>> START RECORD LIST
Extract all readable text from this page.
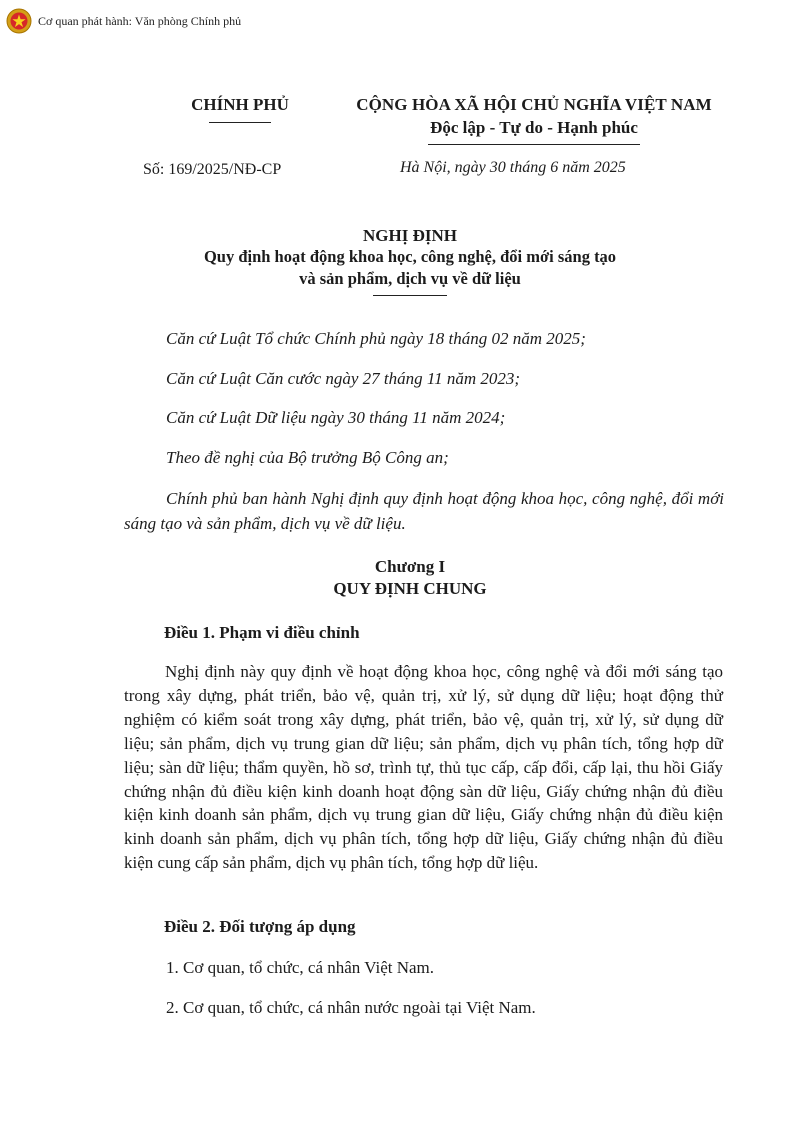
Cơ quan phát hành: Văn phòng Chính phủ
CHÍNH PHỦ	CỘNG HÒA XÃ HỘI CHỦ NGHĨA VIỆT NAM
Độc lập - Tự do - Hạnh phúc
Số: 169/2025/NĐ-CP	Hà Nội, ngày 30 tháng 6 năm 2025
NGHỊ ĐỊNH
Quy định hoạt động khoa học, công nghệ, đổi mới sáng tạo
và sản phẩm, dịch vụ về dữ liệu
Căn cứ Luật Tổ chức Chính phủ ngày 18 tháng 02 năm 2025;
Căn cứ Luật Căn cước ngày 27 tháng 11 năm 2023;
Căn cứ Luật Dữ liệu ngày 30 tháng 11 năm 2024;
Theo đề nghị của Bộ trưởng Bộ Công an;
Chính phủ ban hành Nghị định quy định hoạt động khoa học, công nghệ, đổi mới sáng tạo và sản phẩm, dịch vụ về dữ liệu.
Chương I
QUY ĐỊNH CHUNG
Điều 1. Phạm vi điều chỉnh
Nghị định này quy định về hoạt động khoa học, công nghệ và đổi mới sáng tạo trong xây dựng, phát triển, bảo vệ, quản trị, xử lý, sử dụng dữ liệu; hoạt động thử nghiệm có kiểm soát trong xây dựng, phát triển, bảo vệ, quản trị, xử lý, sử dụng dữ liệu; sản phẩm, dịch vụ trung gian dữ liệu; sản phẩm, dịch vụ phân tích, tổng hợp dữ liệu; sàn dữ liệu; thẩm quyền, hồ sơ, trình tự, thủ tục cấp, cấp đổi, cấp lại, thu hồi Giấy chứng nhận đủ điều kiện kinh doanh hoạt động sàn dữ liệu, Giấy chứng nhận đủ điều kiện kinh doanh sản phẩm, dịch vụ trung gian dữ liệu, Giấy chứng nhận đủ điều kiện kinh doanh sản phẩm, dịch vụ phân tích, tổng hợp dữ liệu, Giấy chứng nhận đủ điều kiện cung cấp sản phẩm, dịch vụ phân tích, tổng hợp dữ liệu.
Điều 2. Đối tượng áp dụng
1. Cơ quan, tổ chức, cá nhân Việt Nam.
2. Cơ quan, tổ chức, cá nhân nước ngoài tại Việt Nam.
>> END RECORD LIST
--- EXERCISE AIM ---
Report how many lines in the data contain the word "liệu", with no words besides the number.

--- SOLVED EXERCISE ---
4